── PROVIDED DATA

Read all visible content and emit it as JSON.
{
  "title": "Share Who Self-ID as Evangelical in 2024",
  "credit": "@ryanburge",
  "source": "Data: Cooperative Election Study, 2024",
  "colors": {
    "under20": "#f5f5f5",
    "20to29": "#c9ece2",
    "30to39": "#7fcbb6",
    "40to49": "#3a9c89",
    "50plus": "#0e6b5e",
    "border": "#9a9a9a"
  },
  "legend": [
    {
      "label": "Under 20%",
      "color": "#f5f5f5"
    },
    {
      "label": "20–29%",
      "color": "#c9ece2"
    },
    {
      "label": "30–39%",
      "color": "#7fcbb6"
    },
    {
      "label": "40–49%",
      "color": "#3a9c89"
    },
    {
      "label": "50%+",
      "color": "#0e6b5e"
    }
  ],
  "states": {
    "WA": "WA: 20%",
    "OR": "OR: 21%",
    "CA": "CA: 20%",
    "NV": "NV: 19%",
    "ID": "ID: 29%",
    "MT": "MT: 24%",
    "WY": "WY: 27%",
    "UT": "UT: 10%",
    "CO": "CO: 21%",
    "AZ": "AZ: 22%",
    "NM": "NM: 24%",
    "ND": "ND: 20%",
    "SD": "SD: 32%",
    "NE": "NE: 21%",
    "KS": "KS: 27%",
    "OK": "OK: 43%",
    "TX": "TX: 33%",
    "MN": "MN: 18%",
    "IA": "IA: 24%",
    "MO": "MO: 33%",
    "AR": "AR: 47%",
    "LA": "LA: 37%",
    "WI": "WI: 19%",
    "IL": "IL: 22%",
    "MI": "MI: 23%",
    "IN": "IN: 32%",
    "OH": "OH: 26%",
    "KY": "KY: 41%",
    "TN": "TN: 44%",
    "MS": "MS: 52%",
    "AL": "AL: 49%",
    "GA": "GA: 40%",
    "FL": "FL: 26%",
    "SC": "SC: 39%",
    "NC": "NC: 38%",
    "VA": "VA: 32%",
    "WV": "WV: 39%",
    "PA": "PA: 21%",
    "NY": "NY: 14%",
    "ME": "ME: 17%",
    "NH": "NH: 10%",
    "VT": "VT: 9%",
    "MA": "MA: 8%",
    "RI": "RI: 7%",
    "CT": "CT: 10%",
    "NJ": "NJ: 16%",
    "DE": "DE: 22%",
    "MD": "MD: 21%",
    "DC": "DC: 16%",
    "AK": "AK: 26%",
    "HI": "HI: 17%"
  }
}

────

▶ **WORK TO DO**: Work out how many lines of the data above contain the string "label" and give the number alone.

▶ **COMPLETED EXERCISE**: 5